Work to complete: Could you format the part of the listing that opens with the line containing "opportunity-count: 18 xyxy=(193,472,211,487)" and closes with the line containing "opportunity-count: 6 xyxy=(332,472,341,487)" as a JSON list of strings, one string per line, with both end lines included and blank lines left out?
-- Start Dataset rows --
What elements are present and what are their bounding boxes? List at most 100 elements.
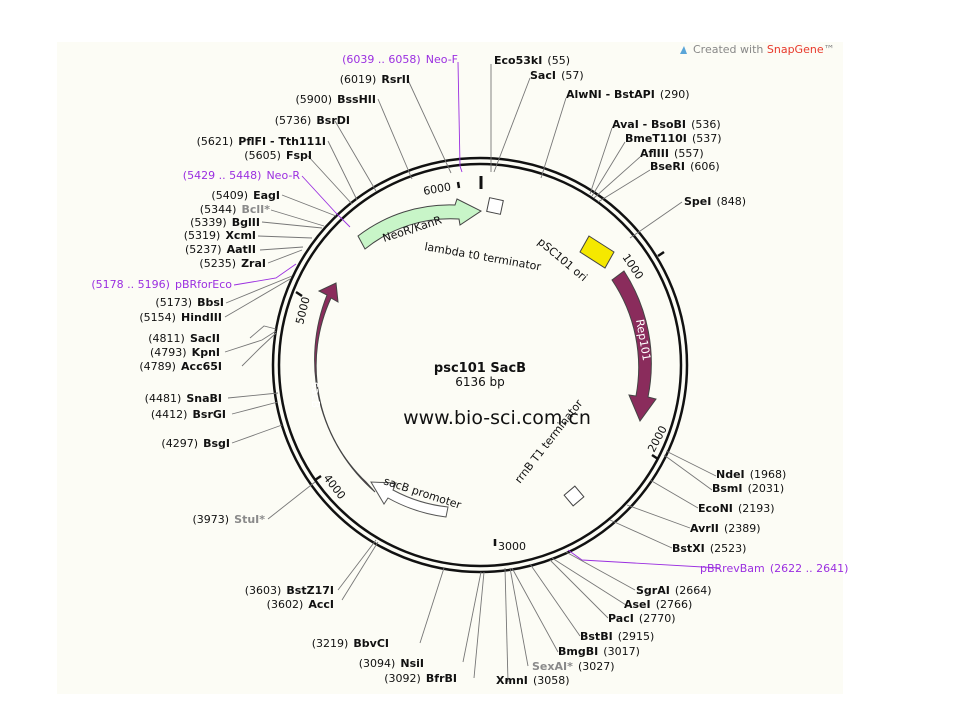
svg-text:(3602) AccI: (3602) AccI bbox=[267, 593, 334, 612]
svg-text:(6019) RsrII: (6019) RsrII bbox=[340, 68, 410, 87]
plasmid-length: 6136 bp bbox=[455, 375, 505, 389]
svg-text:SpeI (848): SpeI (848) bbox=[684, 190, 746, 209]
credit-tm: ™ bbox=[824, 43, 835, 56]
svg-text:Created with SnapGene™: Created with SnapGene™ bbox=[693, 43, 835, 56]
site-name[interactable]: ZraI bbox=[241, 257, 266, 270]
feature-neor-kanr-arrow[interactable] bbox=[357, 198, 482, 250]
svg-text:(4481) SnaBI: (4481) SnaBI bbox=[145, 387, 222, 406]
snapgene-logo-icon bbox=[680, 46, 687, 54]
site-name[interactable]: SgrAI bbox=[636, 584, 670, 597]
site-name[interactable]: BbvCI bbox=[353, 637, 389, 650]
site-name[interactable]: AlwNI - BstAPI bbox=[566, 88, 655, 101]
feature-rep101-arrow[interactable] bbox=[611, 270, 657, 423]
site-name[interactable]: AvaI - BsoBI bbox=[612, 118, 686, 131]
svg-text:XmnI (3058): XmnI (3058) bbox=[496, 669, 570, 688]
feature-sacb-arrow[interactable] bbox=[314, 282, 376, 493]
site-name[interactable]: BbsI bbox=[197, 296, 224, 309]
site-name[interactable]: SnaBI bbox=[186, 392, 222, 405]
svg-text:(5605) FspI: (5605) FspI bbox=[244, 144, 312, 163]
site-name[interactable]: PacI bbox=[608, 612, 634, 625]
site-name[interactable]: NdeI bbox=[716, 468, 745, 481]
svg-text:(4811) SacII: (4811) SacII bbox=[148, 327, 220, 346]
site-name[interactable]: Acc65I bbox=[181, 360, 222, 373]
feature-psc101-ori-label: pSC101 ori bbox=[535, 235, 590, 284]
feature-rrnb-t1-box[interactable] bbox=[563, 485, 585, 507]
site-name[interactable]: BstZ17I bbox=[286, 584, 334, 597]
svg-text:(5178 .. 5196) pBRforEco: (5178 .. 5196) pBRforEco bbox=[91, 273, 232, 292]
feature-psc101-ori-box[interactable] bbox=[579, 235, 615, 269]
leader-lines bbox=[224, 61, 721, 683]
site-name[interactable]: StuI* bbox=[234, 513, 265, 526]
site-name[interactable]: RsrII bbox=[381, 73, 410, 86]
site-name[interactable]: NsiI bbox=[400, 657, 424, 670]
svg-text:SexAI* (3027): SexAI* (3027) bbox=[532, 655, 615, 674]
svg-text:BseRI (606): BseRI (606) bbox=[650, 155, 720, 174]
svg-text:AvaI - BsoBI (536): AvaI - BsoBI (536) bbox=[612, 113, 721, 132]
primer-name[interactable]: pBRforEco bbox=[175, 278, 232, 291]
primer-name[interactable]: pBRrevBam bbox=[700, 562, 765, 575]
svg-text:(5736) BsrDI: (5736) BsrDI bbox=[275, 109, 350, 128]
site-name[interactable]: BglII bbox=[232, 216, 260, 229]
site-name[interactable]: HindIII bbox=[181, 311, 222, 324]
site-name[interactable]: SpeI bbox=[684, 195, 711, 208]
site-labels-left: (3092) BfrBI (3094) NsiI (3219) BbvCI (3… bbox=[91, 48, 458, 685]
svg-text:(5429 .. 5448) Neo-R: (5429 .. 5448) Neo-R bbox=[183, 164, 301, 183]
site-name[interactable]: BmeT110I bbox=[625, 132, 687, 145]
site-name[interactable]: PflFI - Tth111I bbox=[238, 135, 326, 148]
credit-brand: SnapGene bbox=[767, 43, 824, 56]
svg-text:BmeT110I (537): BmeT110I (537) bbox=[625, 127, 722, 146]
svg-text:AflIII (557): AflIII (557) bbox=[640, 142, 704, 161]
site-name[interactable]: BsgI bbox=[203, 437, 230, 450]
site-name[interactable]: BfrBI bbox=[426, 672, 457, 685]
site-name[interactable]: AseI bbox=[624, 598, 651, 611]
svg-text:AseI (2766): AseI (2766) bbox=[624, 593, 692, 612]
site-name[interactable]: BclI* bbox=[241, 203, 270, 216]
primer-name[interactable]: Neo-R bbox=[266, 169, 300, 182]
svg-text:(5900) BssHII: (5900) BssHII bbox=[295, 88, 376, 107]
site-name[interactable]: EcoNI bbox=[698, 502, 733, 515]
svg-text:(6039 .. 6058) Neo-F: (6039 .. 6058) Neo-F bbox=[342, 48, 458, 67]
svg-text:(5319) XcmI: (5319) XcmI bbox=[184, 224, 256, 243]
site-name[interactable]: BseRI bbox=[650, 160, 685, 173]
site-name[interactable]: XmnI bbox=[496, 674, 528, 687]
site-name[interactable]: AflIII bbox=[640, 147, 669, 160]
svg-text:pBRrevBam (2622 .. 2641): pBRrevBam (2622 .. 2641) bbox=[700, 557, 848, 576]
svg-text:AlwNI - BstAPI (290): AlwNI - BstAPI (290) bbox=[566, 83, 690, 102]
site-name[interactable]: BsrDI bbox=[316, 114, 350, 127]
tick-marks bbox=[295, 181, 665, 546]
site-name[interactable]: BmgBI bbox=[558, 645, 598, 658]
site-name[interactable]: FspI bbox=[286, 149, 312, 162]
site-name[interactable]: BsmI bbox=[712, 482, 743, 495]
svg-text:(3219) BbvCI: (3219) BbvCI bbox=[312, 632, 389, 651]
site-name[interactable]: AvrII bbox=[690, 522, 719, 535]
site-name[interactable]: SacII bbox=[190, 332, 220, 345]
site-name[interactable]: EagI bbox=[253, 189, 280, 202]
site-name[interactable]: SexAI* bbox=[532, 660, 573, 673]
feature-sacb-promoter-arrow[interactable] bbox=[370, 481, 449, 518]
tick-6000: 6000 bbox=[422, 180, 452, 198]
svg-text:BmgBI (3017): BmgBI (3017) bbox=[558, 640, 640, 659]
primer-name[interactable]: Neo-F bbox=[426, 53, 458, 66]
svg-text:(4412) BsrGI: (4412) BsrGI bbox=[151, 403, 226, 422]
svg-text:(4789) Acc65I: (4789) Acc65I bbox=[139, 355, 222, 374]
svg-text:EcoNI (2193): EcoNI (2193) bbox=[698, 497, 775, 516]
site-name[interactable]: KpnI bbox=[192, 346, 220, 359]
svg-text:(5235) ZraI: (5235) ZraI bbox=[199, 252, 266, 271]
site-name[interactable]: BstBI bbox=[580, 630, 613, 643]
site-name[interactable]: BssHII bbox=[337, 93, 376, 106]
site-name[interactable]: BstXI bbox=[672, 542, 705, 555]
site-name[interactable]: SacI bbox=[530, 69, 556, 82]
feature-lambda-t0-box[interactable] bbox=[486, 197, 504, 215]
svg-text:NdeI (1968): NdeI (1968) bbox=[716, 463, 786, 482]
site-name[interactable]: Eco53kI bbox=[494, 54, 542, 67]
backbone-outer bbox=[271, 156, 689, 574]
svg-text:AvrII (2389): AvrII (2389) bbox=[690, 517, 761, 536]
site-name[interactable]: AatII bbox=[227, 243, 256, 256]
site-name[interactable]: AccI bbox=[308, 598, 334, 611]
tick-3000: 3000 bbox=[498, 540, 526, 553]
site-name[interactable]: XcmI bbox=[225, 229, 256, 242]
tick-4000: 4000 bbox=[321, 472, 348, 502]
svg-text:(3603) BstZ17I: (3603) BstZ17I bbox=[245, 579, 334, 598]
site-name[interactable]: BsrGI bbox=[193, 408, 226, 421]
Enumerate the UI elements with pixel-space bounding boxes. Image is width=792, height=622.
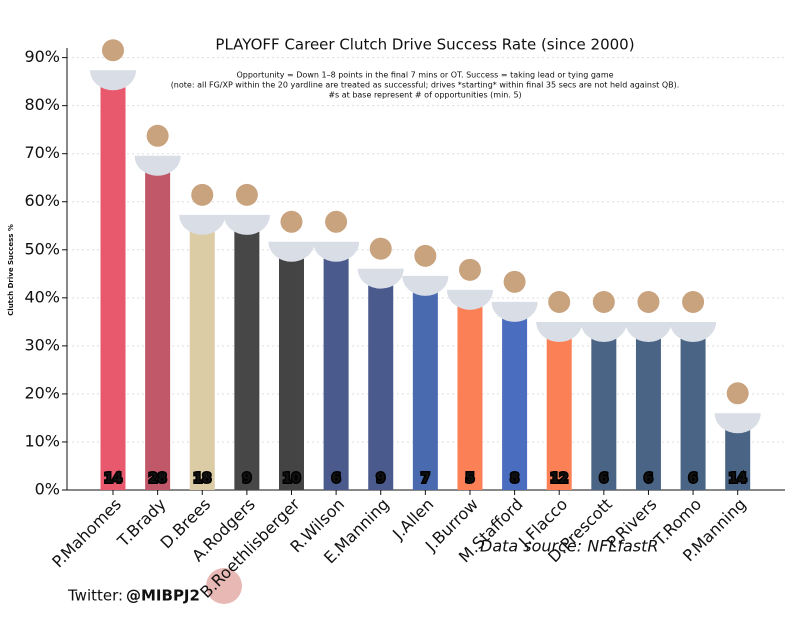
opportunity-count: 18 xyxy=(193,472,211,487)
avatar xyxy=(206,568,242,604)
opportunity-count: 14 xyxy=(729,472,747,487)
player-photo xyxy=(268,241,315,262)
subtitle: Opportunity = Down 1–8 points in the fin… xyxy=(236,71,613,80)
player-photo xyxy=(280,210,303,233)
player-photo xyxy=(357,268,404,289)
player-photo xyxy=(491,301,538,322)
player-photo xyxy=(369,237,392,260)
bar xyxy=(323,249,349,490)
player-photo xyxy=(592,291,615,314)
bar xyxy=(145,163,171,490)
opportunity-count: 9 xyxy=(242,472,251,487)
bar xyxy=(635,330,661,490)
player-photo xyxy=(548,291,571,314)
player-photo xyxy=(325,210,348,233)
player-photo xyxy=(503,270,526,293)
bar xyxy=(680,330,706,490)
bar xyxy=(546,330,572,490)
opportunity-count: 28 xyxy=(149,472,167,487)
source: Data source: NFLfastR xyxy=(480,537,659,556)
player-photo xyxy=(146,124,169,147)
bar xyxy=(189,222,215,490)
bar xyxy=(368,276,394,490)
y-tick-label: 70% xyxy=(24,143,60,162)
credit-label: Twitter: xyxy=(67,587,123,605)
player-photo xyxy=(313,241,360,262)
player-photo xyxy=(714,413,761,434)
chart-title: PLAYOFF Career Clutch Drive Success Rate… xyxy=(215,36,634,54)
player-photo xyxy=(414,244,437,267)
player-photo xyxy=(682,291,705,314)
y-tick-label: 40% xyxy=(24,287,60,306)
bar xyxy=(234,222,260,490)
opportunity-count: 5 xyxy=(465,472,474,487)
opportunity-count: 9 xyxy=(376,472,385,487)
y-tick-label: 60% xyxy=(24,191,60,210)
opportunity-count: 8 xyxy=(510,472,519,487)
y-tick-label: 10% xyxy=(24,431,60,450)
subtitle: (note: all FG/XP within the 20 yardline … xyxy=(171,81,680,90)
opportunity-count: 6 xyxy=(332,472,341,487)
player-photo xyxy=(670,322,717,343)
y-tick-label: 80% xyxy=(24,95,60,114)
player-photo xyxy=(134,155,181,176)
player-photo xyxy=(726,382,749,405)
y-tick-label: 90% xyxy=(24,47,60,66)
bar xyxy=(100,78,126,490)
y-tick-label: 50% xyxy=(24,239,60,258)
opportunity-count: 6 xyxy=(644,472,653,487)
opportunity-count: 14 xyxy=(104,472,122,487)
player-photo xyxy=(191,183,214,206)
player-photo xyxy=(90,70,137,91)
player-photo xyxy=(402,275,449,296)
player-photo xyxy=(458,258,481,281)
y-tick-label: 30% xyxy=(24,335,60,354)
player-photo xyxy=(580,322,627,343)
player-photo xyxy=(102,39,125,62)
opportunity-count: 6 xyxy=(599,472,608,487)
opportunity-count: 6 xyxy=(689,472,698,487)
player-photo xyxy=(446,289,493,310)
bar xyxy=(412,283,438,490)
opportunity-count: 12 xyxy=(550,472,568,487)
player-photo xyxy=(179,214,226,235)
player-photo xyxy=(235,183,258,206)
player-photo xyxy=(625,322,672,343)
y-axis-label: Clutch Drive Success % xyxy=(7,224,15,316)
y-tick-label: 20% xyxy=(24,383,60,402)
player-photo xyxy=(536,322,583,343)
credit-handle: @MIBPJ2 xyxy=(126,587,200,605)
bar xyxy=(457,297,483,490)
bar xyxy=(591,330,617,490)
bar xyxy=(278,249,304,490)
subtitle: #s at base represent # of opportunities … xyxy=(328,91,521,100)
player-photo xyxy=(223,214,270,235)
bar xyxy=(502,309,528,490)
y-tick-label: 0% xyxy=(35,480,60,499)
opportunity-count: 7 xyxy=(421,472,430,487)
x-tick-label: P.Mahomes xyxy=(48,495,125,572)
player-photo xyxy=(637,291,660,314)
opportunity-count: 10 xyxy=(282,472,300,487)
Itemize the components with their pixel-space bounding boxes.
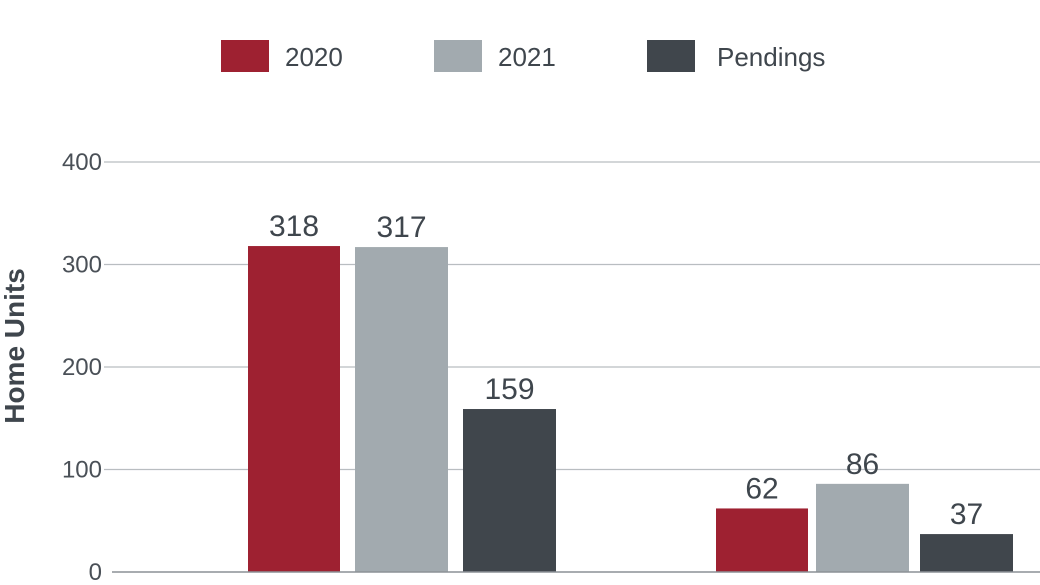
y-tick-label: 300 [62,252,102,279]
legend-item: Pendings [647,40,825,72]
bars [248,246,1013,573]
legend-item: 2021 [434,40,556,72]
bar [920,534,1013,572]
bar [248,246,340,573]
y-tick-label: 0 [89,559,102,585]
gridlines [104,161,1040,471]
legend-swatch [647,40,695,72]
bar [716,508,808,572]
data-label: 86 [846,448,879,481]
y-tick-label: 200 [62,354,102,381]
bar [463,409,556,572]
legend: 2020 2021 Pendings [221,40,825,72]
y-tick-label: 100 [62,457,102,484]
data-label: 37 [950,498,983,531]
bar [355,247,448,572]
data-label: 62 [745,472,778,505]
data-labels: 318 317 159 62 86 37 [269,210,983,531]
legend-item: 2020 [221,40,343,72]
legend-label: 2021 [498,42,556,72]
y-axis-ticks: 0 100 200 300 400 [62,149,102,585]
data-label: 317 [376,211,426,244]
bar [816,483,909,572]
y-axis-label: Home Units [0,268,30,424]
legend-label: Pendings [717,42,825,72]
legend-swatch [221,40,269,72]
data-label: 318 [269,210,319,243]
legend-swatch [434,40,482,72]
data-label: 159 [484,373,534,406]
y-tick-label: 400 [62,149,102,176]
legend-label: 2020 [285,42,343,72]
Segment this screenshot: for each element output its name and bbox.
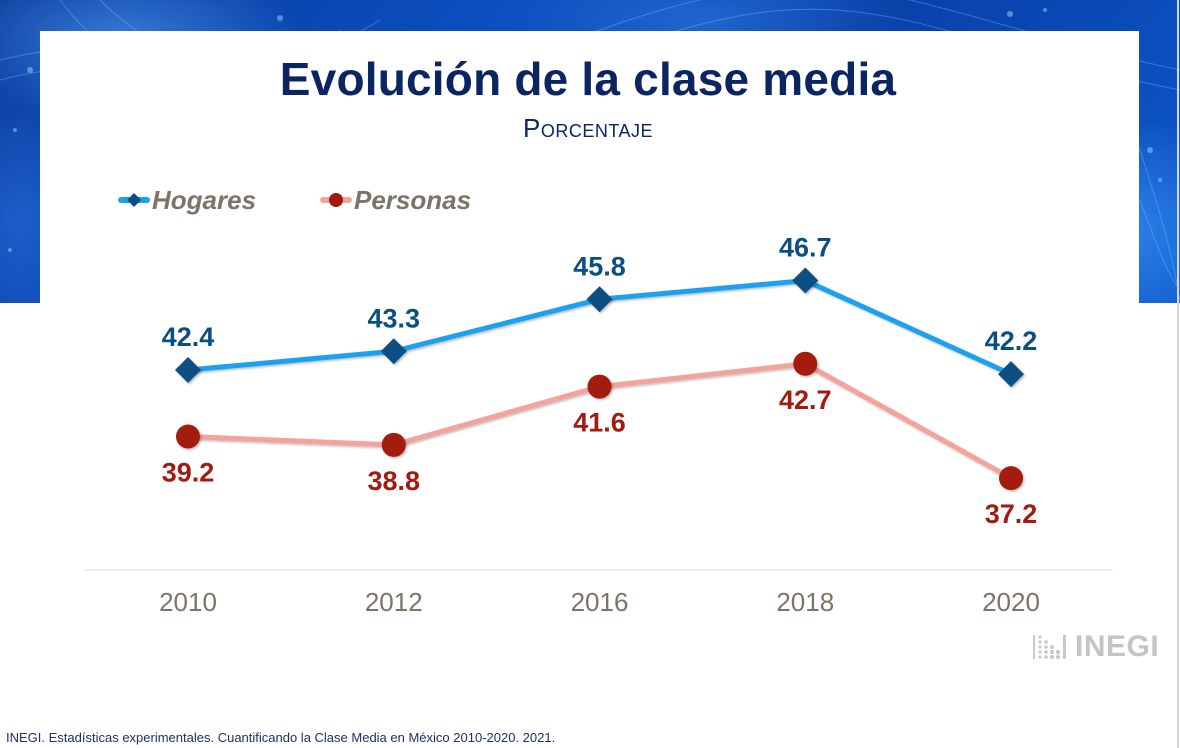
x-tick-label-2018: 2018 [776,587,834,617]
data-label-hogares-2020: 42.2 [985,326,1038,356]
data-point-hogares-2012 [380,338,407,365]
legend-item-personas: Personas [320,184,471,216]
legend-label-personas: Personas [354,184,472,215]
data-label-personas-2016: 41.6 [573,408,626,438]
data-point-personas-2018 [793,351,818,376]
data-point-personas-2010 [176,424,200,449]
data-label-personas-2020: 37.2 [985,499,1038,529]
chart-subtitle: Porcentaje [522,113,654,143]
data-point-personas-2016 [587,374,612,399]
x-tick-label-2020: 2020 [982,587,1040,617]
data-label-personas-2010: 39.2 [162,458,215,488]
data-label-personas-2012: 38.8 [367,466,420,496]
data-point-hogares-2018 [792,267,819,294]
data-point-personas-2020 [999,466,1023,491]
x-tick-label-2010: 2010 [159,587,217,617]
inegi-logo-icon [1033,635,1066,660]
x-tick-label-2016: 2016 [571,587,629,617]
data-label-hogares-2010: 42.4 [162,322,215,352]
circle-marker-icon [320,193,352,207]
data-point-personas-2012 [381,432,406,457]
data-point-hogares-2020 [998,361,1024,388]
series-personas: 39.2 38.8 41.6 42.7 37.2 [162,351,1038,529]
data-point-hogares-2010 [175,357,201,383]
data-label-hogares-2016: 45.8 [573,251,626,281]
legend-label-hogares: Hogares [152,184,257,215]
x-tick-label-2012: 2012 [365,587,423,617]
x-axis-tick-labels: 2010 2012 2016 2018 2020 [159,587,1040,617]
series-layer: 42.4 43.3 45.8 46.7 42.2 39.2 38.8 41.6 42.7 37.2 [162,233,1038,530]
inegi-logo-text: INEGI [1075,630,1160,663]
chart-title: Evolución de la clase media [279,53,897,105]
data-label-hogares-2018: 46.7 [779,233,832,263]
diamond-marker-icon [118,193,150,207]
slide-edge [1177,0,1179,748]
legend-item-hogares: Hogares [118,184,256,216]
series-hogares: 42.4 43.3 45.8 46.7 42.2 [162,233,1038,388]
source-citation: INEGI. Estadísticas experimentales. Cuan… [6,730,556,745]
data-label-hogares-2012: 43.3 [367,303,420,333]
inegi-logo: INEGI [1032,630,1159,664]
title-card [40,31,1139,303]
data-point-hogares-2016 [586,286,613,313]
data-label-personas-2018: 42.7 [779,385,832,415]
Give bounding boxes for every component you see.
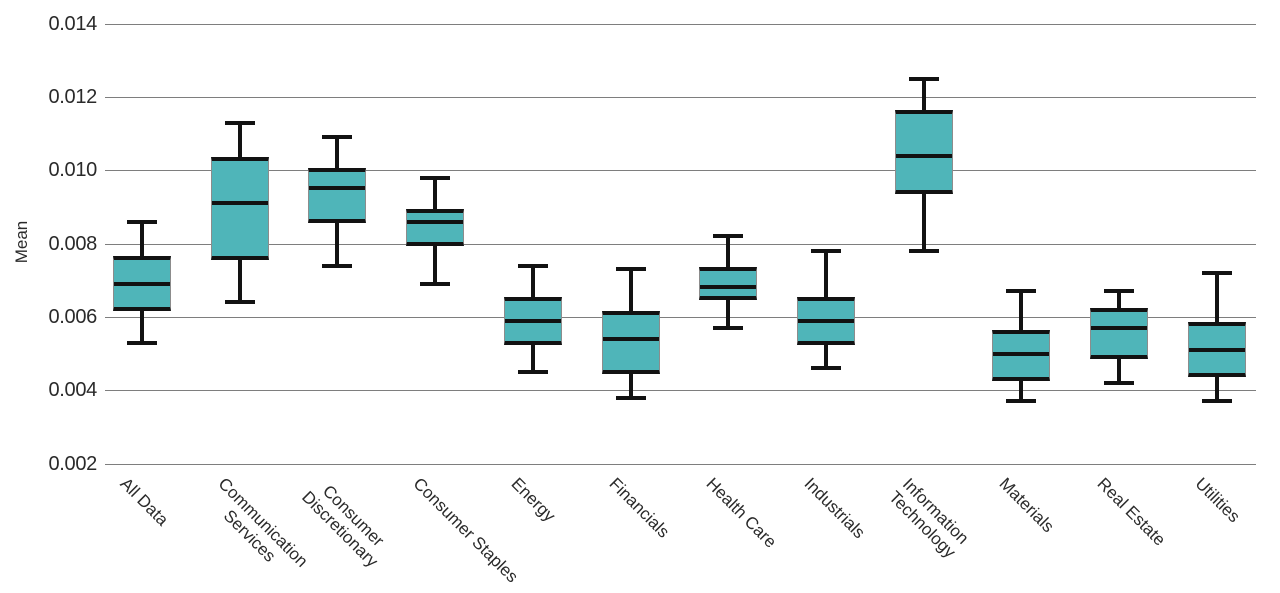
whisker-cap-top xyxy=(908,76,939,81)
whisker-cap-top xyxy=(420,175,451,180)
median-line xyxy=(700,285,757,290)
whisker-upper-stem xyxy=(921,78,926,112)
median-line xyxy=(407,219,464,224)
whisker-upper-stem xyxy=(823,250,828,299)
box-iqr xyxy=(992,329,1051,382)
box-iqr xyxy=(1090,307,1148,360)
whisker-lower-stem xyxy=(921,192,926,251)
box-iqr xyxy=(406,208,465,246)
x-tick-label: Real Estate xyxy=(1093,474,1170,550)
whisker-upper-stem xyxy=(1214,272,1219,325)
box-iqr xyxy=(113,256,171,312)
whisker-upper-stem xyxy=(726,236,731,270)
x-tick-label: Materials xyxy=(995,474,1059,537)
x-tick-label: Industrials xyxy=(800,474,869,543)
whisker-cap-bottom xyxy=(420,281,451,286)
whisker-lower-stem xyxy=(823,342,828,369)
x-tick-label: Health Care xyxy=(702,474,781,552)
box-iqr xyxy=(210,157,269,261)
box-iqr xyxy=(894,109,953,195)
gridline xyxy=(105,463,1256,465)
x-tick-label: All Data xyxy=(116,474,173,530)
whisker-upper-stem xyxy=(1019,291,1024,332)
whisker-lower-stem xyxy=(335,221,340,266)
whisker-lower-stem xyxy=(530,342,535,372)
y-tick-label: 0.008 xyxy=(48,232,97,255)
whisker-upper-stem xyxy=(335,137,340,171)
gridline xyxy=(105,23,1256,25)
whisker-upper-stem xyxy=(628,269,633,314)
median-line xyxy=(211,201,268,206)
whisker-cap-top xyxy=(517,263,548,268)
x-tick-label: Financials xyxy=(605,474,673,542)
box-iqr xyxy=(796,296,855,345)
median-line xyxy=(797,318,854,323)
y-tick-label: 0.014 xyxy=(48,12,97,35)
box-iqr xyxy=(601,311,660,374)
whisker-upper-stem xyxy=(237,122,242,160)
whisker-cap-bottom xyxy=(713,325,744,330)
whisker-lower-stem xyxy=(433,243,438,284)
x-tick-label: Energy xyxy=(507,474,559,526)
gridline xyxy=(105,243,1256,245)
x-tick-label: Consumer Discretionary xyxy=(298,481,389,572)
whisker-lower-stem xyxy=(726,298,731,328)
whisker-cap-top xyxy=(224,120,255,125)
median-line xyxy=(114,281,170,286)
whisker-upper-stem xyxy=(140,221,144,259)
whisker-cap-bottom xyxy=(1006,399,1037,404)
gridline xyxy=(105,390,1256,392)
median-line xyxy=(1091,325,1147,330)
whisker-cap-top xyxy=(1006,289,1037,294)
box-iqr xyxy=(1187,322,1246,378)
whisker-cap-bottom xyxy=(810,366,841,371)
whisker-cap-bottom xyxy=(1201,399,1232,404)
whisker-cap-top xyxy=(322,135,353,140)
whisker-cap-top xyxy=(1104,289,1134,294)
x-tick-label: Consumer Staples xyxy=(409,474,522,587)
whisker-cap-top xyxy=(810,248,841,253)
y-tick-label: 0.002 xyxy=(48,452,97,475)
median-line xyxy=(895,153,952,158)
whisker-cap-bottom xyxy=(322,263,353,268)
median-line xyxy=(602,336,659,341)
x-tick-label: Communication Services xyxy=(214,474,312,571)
-- End Dataset rows --
Result:
[
  "opportunity-count: 18 xyxy=(193,472,211,487)",
  "avatar xyxy=(206,568,242,604)",
  "opportunity-count: 14 xyxy=(729,472,747,487)",
  "player-photo xyxy=(268,241,315,262)",
  "subtitle: Opportunity = Down 1–8 points in the fin… xyxy=(236,71,613,80)",
  "player-photo xyxy=(280,210,303,233)",
  "player-photo xyxy=(357,268,404,289)",
  "player-photo xyxy=(491,301,538,322)",
  "player-photo xyxy=(369,237,392,260)",
  "bar xyxy=(323,249,349,490)",
  "player-photo xyxy=(592,291,615,314)",
  "bar xyxy=(145,163,171,490)",
  "opportunity-count: 9 xyxy=(242,472,251,487)",
  "bar xyxy=(635,330,661,490)",
  "player-photo xyxy=(548,291,571,314)",
  "player-photo xyxy=(325,210,348,233)",
  "player-photo xyxy=(503,270,526,293)",
  "bar xyxy=(680,330,706,490)",
  "bar xyxy=(546,330,572,490)",
  "opportunity-count: 28 xyxy=(149,472,167,487)",
  "source: Data source: NFLfastR xyxy=(480,537,659,556)",
  "player-photo xyxy=(146,124,169,147)",
  "bar xyxy=(189,222,215,490)",
  "bar xyxy=(368,276,394,490)",
  "y-tick-label: 70% xyxy=(24,143,60,162)",
  "credit-label: Twitter: xyxy=(67,587,123,605)",
  "player-photo xyxy=(313,241,360,262)",
  "player-photo xyxy=(714,413,761,434)",
  "chart-title: PLAYOFF Career Clutch Drive Success Rate… xyxy=(215,36,634,54)",
  "player-photo xyxy=(414,244,437,267)",
  "player-photo xyxy=(682,291,705,314)",
  "y-tick-label: 40% xyxy=(24,287,60,306)",
  "bar xyxy=(234,222,260,490)",
  "opportunity-count: 5 xyxy=(465,472,474,487)",
  "opportunity-count: 9 xyxy=(376,472,385,487)",
  "y-tick-label: 60% xyxy=(24,191,60,210)",
  "opportunity-count: 8 xyxy=(510,472,519,487)",
  "y-tick-label: 10% xyxy=(24,431,60,450)",
  "subtitle: (note: all FG/XP within the 20 yardline … xyxy=(171,81,680,90)",
  "opportunity-count: 6 xyxy=(332,472,341,487)"
]